§ What you should do: All of the data below should be written out exactly.

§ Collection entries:
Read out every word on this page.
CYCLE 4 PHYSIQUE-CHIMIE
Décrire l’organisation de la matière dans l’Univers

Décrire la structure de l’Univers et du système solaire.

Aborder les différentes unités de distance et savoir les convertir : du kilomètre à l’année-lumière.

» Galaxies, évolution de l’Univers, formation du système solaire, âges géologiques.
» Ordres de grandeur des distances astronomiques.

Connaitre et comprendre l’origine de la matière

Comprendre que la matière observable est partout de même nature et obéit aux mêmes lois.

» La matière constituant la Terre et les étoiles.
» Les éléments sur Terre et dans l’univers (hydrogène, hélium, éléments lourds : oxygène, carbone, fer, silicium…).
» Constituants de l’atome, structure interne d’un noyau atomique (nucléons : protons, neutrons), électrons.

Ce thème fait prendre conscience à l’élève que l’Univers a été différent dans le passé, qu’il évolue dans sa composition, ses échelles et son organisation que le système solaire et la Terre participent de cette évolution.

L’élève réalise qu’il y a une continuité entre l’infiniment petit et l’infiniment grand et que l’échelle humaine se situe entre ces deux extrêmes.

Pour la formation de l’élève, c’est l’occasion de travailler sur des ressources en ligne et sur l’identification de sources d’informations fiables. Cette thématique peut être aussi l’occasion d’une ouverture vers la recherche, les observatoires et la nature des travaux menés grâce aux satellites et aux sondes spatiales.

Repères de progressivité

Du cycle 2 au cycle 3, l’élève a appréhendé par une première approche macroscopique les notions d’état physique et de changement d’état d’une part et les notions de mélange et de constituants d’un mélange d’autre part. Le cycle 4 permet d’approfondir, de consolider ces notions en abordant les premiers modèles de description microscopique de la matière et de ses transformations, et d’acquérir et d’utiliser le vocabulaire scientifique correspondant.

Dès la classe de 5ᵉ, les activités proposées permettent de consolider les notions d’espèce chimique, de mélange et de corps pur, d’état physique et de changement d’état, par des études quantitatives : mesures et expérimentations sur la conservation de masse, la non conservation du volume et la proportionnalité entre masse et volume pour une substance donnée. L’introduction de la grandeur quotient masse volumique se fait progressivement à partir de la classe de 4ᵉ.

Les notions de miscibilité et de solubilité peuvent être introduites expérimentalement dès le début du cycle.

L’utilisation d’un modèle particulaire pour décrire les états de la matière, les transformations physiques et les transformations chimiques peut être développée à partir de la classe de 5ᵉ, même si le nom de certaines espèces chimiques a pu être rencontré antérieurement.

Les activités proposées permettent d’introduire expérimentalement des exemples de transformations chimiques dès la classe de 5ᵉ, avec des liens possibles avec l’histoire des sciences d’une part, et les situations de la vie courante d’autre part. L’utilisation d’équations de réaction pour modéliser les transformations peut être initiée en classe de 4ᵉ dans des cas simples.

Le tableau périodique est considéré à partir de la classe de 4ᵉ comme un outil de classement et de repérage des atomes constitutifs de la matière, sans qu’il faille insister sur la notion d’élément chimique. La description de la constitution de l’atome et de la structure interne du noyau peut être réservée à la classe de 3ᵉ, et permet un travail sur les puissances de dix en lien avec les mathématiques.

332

§ Problem solution:
Read out every word on this page.
CYCLE 4 PHYSIQUE-CHIMIE
Décrire l’organisation de la matière dans l’Univers

Décrire la structure de l’Univers et du système solaire.

Aborder les différentes unités de distance et savoir les convertir : du kilomètre à l’année-lumière.

» Galaxies, évolution de l’Univers, formation du système solaire, âges géologiques.
» Ordres de grandeur des distances astronomiques.

Connaitre et comprendre l’origine de la matière

Comprendre que la matière observable est partout de même nature et obéit aux mêmes lois.

» La matière constituant la Terre et les étoiles.
» Les éléments sur Terre et dans l’univers (hydrogène, hélium, éléments lourds : oxygène, carbone, fer, silicium…).
» Constituants de l’atome, structure interne d’un noyau atomique (nucléons : protons, neutrons), électrons.

Ce thème fait prendre conscience à l’élève que l’Univers a été différent dans le passé, qu’il évolue dans sa composition, ses échelles et son organisation que le système solaire et la Terre participent de cette évolution.

L’élève réalise qu’il y a une continuité entre l’infiniment petit et l’infiniment grand et que l’échelle humaine se situe entre ces deux extrêmes.

Pour la formation de l’élève, c’est l’occasion de travailler sur des ressources en ligne et sur l’identification de sources d’informations fiables. Cette thématique peut être aussi l’occasion d’une ouverture vers la recherche, les observatoires et la nature des travaux menés grâce aux satellites et aux sondes spatiales.

Repères de progressivité

Du cycle 2 au cycle 3, l’élève a appréhendé par une première approche macroscopique les notions d’état physique et de changement d’état d’une part et les notions de mélange et de constituants d’un mélange d’autre part. Le cycle 4 permet d’approfondir, de consolider ces notions en abordant les premiers modèles de description microscopique de la matière et de ses transformations, et d’acquérir et d’utiliser le vocabulaire scientifique correspondant.

Dès la classe de 5ᵉ, les activités proposées permettent de consolider les notions d’espèce chimique, de mélange et de corps pur, d’état physique et de changement d’état, par des études quantitatives : mesures et expérimentations sur la conservation de masse, la non conservation du volume et la proportionnalité entre masse et volume pour une substance donnée. L’introduction de la grandeur quotient masse volumique se fait progressivement à partir de la classe de 4ᵉ.

Les notions de miscibilité et de solubilité peuvent être introduites expérimentalement dès le début du cycle.

L’utilisation d’un modèle particulaire pour décrire les états de la matière, les transformations physiques et les transformations chimiques peut être développée à partir de la classe de 5ᵉ, même si le nom de certaines espèces chimiques a pu être rencontré antérieurement.

Les activités proposées permettent d’introduire expérimentalement des exemples de transformations chimiques dès la classe de 5ᵉ, avec des liens possibles avec l’histoire des sciences d’une part, et les situations de la vie courante d’autre part. L’utilisation d’équations de réaction pour modéliser les transformations peut être initiée en classe de 4ᵉ dans des cas simples.

Le tableau périodique est considéré à partir de la classe de 4ᵉ comme un outil de classement et de repérage des atomes constitutifs de la matière, sans qu’il faille insister sur la notion d’élément chimique. La description de la constitution de l’atome et de la structure interne du noyau peut être réservée à la classe de 3ᵉ, et permet un travail sur les puissances de dix en lien avec les mathématiques.

332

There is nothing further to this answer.